◆ Exercise details ◆
Of all the lines in the records, how many hold the word "широкая"? Answer with the number only.

◆ Record set ◆
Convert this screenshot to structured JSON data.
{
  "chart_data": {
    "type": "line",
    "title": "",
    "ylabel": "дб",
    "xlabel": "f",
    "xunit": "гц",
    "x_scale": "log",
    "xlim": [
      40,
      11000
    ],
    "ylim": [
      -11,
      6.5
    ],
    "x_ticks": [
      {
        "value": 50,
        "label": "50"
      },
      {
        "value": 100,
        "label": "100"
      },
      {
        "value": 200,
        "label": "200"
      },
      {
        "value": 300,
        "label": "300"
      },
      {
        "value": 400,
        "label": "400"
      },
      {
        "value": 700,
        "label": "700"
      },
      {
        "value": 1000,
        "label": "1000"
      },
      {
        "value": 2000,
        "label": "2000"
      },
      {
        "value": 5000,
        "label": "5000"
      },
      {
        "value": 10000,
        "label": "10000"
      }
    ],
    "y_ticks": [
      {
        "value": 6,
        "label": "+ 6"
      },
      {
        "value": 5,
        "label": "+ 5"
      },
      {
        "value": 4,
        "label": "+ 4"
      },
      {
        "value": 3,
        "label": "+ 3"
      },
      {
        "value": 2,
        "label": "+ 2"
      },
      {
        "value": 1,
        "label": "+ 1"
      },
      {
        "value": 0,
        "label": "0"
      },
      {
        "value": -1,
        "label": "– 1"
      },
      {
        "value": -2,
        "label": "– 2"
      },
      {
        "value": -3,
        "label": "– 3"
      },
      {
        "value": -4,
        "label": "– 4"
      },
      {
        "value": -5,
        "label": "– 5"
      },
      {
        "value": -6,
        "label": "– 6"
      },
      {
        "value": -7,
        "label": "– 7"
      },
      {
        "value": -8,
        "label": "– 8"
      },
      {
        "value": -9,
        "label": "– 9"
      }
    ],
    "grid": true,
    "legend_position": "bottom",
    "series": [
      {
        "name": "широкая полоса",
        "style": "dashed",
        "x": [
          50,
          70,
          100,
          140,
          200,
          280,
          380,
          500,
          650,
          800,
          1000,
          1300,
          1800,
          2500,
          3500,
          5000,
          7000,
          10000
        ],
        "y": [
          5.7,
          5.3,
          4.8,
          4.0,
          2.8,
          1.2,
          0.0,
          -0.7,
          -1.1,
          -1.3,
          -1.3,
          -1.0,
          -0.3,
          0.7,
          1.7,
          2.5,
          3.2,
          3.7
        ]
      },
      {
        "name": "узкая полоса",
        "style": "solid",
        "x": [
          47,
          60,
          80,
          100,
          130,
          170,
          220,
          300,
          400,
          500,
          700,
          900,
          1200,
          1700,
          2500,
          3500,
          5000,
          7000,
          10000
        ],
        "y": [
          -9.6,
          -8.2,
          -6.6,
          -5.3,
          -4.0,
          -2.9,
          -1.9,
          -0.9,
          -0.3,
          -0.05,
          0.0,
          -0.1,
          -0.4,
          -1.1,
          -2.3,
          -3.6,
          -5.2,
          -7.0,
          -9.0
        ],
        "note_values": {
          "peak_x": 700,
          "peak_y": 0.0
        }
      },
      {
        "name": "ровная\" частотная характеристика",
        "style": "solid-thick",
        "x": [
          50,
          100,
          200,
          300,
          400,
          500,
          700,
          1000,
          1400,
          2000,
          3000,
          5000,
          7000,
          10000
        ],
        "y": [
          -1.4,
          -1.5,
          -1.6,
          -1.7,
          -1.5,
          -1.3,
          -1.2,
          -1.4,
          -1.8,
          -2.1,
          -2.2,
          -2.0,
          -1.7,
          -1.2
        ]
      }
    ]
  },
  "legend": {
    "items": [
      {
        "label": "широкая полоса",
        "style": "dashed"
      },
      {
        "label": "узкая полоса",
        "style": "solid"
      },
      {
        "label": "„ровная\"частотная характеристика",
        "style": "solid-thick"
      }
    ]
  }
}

◆ Correct output ◆
2